### PROBLEM TO SOLVE
Write every entry out again exactly, please, and skip the pictures.

### DATA SECTION
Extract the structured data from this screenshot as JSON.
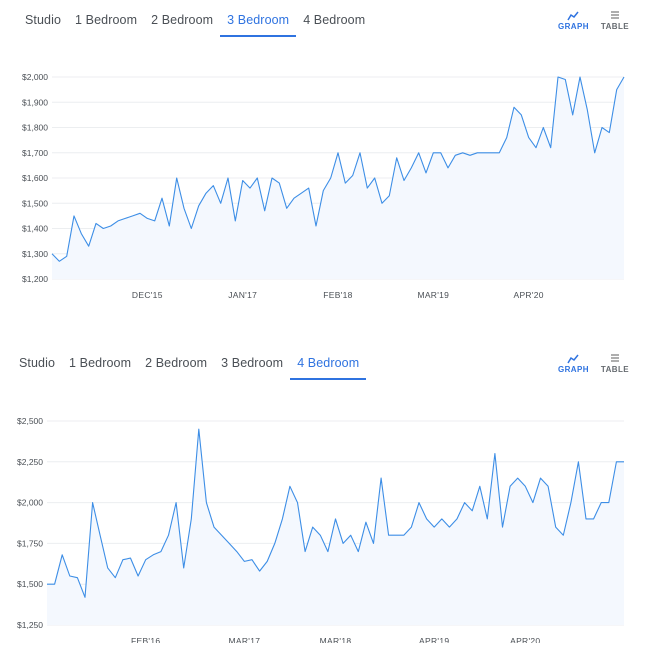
{
  "panels": [
    {
      "tabs": [
        "Studio",
        "1 Bedroom",
        "2 Bedroom",
        "3 Bedroom",
        "4 Bedroom"
      ],
      "active_tab": 3,
      "view_toggle": {
        "graph_label": "GRAPH",
        "table_label": "TABLE",
        "active": "graph"
      },
      "colors": {
        "accent": "#2f73e0",
        "line": "#3d8ee6",
        "fill": "#f4f8fe",
        "grid": "#eceef0"
      }
    },
    {
      "tabs": [
        "Studio",
        "1 Bedroom",
        "2 Bedroom",
        "3 Bedroom",
        "4 Bedroom"
      ],
      "active_tab": 4,
      "view_toggle": {
        "graph_label": "GRAPH",
        "table_label": "TABLE",
        "active": "graph"
      },
      "colors": {
        "accent": "#2f73e0",
        "line": "#3d8ee6",
        "fill": "#f4f8fe",
        "grid": "#eceef0"
      }
    }
  ],
  "chart_data": [
    {
      "type": "area",
      "title": "",
      "xlabel": "",
      "ylabel": "",
      "ylim": [
        1200,
        2000
      ],
      "yticks": [
        1200,
        1300,
        1400,
        1500,
        1600,
        1700,
        1800,
        1900,
        2000
      ],
      "ytick_labels": [
        "$1,200",
        "$1,300",
        "$1,400",
        "$1,500",
        "$1,600",
        "$1,700",
        "$1,800",
        "$1,900",
        "$2,000"
      ],
      "xlim": [
        "2014-11",
        "2021-05"
      ],
      "xticks": [
        "2015-12",
        "2017-01",
        "2018-02",
        "2019-03",
        "2020-04"
      ],
      "xtick_labels": [
        "DEC'15",
        "JAN'17",
        "FEB'18",
        "MAR'19",
        "APR'20"
      ],
      "grid": true,
      "series": [
        {
          "x": [
            "2014-11",
            "2014-12",
            "2015-01",
            "2015-02",
            "2015-03",
            "2015-04",
            "2015-05",
            "2015-06",
            "2015-07",
            "2015-08",
            "2015-09",
            "2015-10",
            "2015-11",
            "2015-12",
            "2016-01",
            "2016-02",
            "2016-03",
            "2016-04",
            "2016-05",
            "2016-06",
            "2016-07",
            "2016-08",
            "2016-09",
            "2016-10",
            "2016-11",
            "2016-12",
            "2017-01",
            "2017-02",
            "2017-03",
            "2017-04",
            "2017-05",
            "2017-06",
            "2017-07",
            "2017-08",
            "2017-09",
            "2017-10",
            "2017-11",
            "2017-12",
            "2018-01",
            "2018-02",
            "2018-03",
            "2018-04",
            "2018-05",
            "2018-06",
            "2018-07",
            "2018-08",
            "2018-09",
            "2018-10",
            "2018-11",
            "2018-12",
            "2019-01",
            "2019-02",
            "2019-03",
            "2019-04",
            "2019-05",
            "2019-06",
            "2019-07",
            "2019-08",
            "2019-09",
            "2019-10",
            "2019-11",
            "2019-12",
            "2020-01",
            "2020-02",
            "2020-03",
            "2020-04",
            "2020-05",
            "2020-06",
            "2020-07",
            "2020-08",
            "2020-09",
            "2020-10",
            "2020-11",
            "2020-12",
            "2021-01",
            "2021-02",
            "2021-03",
            "2021-04",
            "2021-05"
          ],
          "values": [
            1300,
            1270,
            1290,
            1450,
            1380,
            1330,
            1420,
            1400,
            1410,
            1430,
            1440,
            1450,
            1460,
            1440,
            1430,
            1520,
            1410,
            1600,
            1480,
            1400,
            1490,
            1540,
            1570,
            1500,
            1600,
            1430,
            1590,
            1560,
            1600,
            1470,
            1600,
            1580,
            1480,
            1520,
            1540,
            1560,
            1410,
            1550,
            1600,
            1700,
            1580,
            1610,
            1700,
            1560,
            1600,
            1500,
            1530,
            1680,
            1590,
            1640,
            1700,
            1620,
            1700,
            1700,
            1640,
            1690,
            1700,
            1690,
            1700,
            1700,
            1700,
            1700,
            1760,
            1880,
            1850,
            1760,
            1720,
            1800,
            1720,
            2000,
            1990,
            1850,
            2000,
            1870,
            1700,
            1800,
            1780,
            1950,
            2000
          ]
        }
      ]
    },
    {
      "type": "area",
      "title": "",
      "xlabel": "",
      "ylabel": "",
      "ylim": [
        1250,
        2500
      ],
      "yticks": [
        1250,
        1500,
        1750,
        2000,
        2250,
        2500
      ],
      "ytick_labels": [
        "$1,250",
        "$1,500",
        "$1,750",
        "$2,000",
        "$2,250",
        "$2,500"
      ],
      "xlim": [
        "2015-01",
        "2021-05"
      ],
      "xticks": [
        "2016-02",
        "2017-03",
        "2018-03",
        "2019-04",
        "2020-04"
      ],
      "xtick_labels": [
        "FEB'16",
        "MAR'17",
        "MAR'18",
        "APR'19",
        "APR'20"
      ],
      "grid": true,
      "series": [
        {
          "x": [
            "2015-01",
            "2015-02",
            "2015-03",
            "2015-04",
            "2015-05",
            "2015-06",
            "2015-07",
            "2015-08",
            "2015-09",
            "2015-10",
            "2015-11",
            "2015-12",
            "2016-01",
            "2016-02",
            "2016-03",
            "2016-04",
            "2016-05",
            "2016-06",
            "2016-07",
            "2016-08",
            "2016-09",
            "2016-10",
            "2016-11",
            "2016-12",
            "2017-01",
            "2017-02",
            "2017-03",
            "2017-04",
            "2017-05",
            "2017-06",
            "2017-07",
            "2017-08",
            "2017-09",
            "2017-10",
            "2017-11",
            "2017-12",
            "2018-01",
            "2018-02",
            "2018-03",
            "2018-04",
            "2018-05",
            "2018-06",
            "2018-07",
            "2018-08",
            "2018-09",
            "2018-10",
            "2018-11",
            "2018-12",
            "2019-01",
            "2019-02",
            "2019-03",
            "2019-04",
            "2019-05",
            "2019-06",
            "2019-07",
            "2019-08",
            "2019-09",
            "2019-10",
            "2019-11",
            "2019-12",
            "2020-01",
            "2020-02",
            "2020-03",
            "2020-04",
            "2020-05",
            "2020-06",
            "2020-07",
            "2020-08",
            "2020-09",
            "2020-10",
            "2020-11",
            "2020-12",
            "2021-01",
            "2021-02",
            "2021-03",
            "2021-04",
            "2021-05"
          ],
          "values": [
            1500,
            1500,
            1680,
            1550,
            1540,
            1420,
            2000,
            1800,
            1600,
            1540,
            1650,
            1660,
            1550,
            1650,
            1680,
            1700,
            1800,
            2000,
            1600,
            1900,
            2450,
            2000,
            1850,
            1800,
            1750,
            1700,
            1640,
            1650,
            1580,
            1640,
            1750,
            1900,
            2100,
            2000,
            1700,
            1850,
            1800,
            1700,
            1900,
            1750,
            1800,
            1700,
            1880,
            1750,
            2150,
            1800,
            1800,
            1800,
            1850,
            2000,
            1900,
            1850,
            1900,
            1850,
            1900,
            2000,
            1950,
            2100,
            1900,
            2300,
            1850,
            2100,
            2150,
            2100,
            2000,
            2150,
            2100,
            1850,
            1800,
            2000,
            2250,
            1900,
            1900,
            2000,
            2000,
            2250,
            2250
          ]
        }
      ]
    }
  ]
}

### WORKED ANSWER
Extract the structured data from this screenshot as JSON.
{
  "panels": [
    {
      "tabs": [
        "Studio",
        "1 Bedroom",
        "2 Bedroom",
        "3 Bedroom",
        "4 Bedroom"
      ],
      "active_tab": 3,
      "view_toggle": {
        "graph_label": "GRAPH",
        "table_label": "TABLE",
        "active": "graph"
      },
      "colors": {
        "accent": "#2f73e0",
        "line": "#3d8ee6",
        "fill": "#f4f8fe",
        "grid": "#eceef0"
      }
    },
    {
      "tabs": [
        "Studio",
        "1 Bedroom",
        "2 Bedroom",
        "3 Bedroom",
        "4 Bedroom"
      ],
      "active_tab": 4,
      "view_toggle": {
        "graph_label": "GRAPH",
        "table_label": "TABLE",
        "active": "graph"
      },
      "colors": {
        "accent": "#2f73e0",
        "line": "#3d8ee6",
        "fill": "#f4f8fe",
        "grid": "#eceef0"
      }
    }
  ],
  "chart_data": [
    {
      "type": "area",
      "title": "",
      "xlabel": "",
      "ylabel": "",
      "ylim": [
        1200,
        2000
      ],
      "yticks": [
        1200,
        1300,
        1400,
        1500,
        1600,
        1700,
        1800,
        1900,
        2000
      ],
      "ytick_labels": [
        "$1,200",
        "$1,300",
        "$1,400",
        "$1,500",
        "$1,600",
        "$1,700",
        "$1,800",
        "$1,900",
        "$2,000"
      ],
      "xlim": [
        "2014-11",
        "2021-05"
      ],
      "xticks": [
        "2015-12",
        "2017-01",
        "2018-02",
        "2019-03",
        "2020-04"
      ],
      "xtick_labels": [
        "DEC'15",
        "JAN'17",
        "FEB'18",
        "MAR'19",
        "APR'20"
      ],
      "grid": true,
      "series": [
        {
          "x": [
            "2014-11",
            "2014-12",
            "2015-01",
            "2015-02",
            "2015-03",
            "2015-04",
            "2015-05",
            "2015-06",
            "2015-07",
            "2015-08",
            "2015-09",
            "2015-10",
            "2015-11",
            "2015-12",
            "2016-01",
            "2016-02",
            "2016-03",
            "2016-04",
            "2016-05",
            "2016-06",
            "2016-07",
            "2016-08",
            "2016-09",
            "2016-10",
            "2016-11",
            "2016-12",
            "2017-01",
            "2017-02",
            "2017-03",
            "2017-04",
            "2017-05",
            "2017-06",
            "2017-07",
            "2017-08",
            "2017-09",
            "2017-10",
            "2017-11",
            "2017-12",
            "2018-01",
            "2018-02",
            "2018-03",
            "2018-04",
            "2018-05",
            "2018-06",
            "2018-07",
            "2018-08",
            "2018-09",
            "2018-10",
            "2018-11",
            "2018-12",
            "2019-01",
            "2019-02",
            "2019-03",
            "2019-04",
            "2019-05",
            "2019-06",
            "2019-07",
            "2019-08",
            "2019-09",
            "2019-10",
            "2019-11",
            "2019-12",
            "2020-01",
            "2020-02",
            "2020-03",
            "2020-04",
            "2020-05",
            "2020-06",
            "2020-07",
            "2020-08",
            "2020-09",
            "2020-10",
            "2020-11",
            "2020-12",
            "2021-01",
            "2021-02",
            "2021-03",
            "2021-04",
            "2021-05"
          ],
          "values": [
            1300,
            1270,
            1290,
            1450,
            1380,
            1330,
            1420,
            1400,
            1410,
            1430,
            1440,
            1450,
            1460,
            1440,
            1430,
            1520,
            1410,
            1600,
            1480,
            1400,
            1490,
            1540,
            1570,
            1500,
            1600,
            1430,
            1590,
            1560,
            1600,
            1470,
            1600,
            1580,
            1480,
            1520,
            1540,
            1560,
            1410,
            1550,
            1600,
            1700,
            1580,
            1610,
            1700,
            1560,
            1600,
            1500,
            1530,
            1680,
            1590,
            1640,
            1700,
            1620,
            1700,
            1700,
            1640,
            1690,
            1700,
            1690,
            1700,
            1700,
            1700,
            1700,
            1760,
            1880,
            1850,
            1760,
            1720,
            1800,
            1720,
            2000,
            1990,
            1850,
            2000,
            1870,
            1700,
            1800,
            1780,
            1950,
            2000
          ]
        }
      ]
    },
    {
      "type": "area",
      "title": "",
      "xlabel": "",
      "ylabel": "",
      "ylim": [
        1250,
        2500
      ],
      "yticks": [
        1250,
        1500,
        1750,
        2000,
        2250,
        2500
      ],
      "ytick_labels": [
        "$1,250",
        "$1,500",
        "$1,750",
        "$2,000",
        "$2,250",
        "$2,500"
      ],
      "xlim": [
        "2015-01",
        "2021-05"
      ],
      "xticks": [
        "2016-02",
        "2017-03",
        "2018-03",
        "2019-04",
        "2020-04"
      ],
      "xtick_labels": [
        "FEB'16",
        "MAR'17",
        "MAR'18",
        "APR'19",
        "APR'20"
      ],
      "grid": true,
      "series": [
        {
          "x": [
            "2015-01",
            "2015-02",
            "2015-03",
            "2015-04",
            "2015-05",
            "2015-06",
            "2015-07",
            "2015-08",
            "2015-09",
            "2015-10",
            "2015-11",
            "2015-12",
            "2016-01",
            "2016-02",
            "2016-03",
            "2016-04",
            "2016-05",
            "2016-06",
            "2016-07",
            "2016-08",
            "2016-09",
            "2016-10",
            "2016-11",
            "2016-12",
            "2017-01",
            "2017-02",
            "2017-03",
            "2017-04",
            "2017-05",
            "2017-06",
            "2017-07",
            "2017-08",
            "2017-09",
            "2017-10",
            "2017-11",
            "2017-12",
            "2018-01",
            "2018-02",
            "2018-03",
            "2018-04",
            "2018-05",
            "2018-06",
            "2018-07",
            "2018-08",
            "2018-09",
            "2018-10",
            "2018-11",
            "2018-12",
            "2019-01",
            "2019-02",
            "2019-03",
            "2019-04",
            "2019-05",
            "2019-06",
            "2019-07",
            "2019-08",
            "2019-09",
            "2019-10",
            "2019-11",
            "2019-12",
            "2020-01",
            "2020-02",
            "2020-03",
            "2020-04",
            "2020-05",
            "2020-06",
            "2020-07",
            "2020-08",
            "2020-09",
            "2020-10",
            "2020-11",
            "2020-12",
            "2021-01",
            "2021-02",
            "2021-03",
            "2021-04",
            "2021-05"
          ],
          "values": [
            1500,
            1500,
            1680,
            1550,
            1540,
            1420,
            2000,
            1800,
            1600,
            1540,
            1650,
            1660,
            1550,
            1650,
            1680,
            1700,
            1800,
            2000,
            1600,
            1900,
            2450,
            2000,
            1850,
            1800,
            1750,
            1700,
            1640,
            1650,
            1580,
            1640,
            1750,
            1900,
            2100,
            2000,
            1700,
            1850,
            1800,
            1700,
            1900,
            1750,
            1800,
            1700,
            1880,
            1750,
            2150,
            1800,
            1800,
            1800,
            1850,
            2000,
            1900,
            1850,
            1900,
            1850,
            1900,
            2000,
            1950,
            2100,
            1900,
            2300,
            1850,
            2100,
            2150,
            2100,
            2000,
            2150,
            2100,
            1850,
            1800,
            2000,
            2250,
            1900,
            1900,
            2000,
            2000,
            2250,
            2250
          ]
        }
      ]
    }
  ]
}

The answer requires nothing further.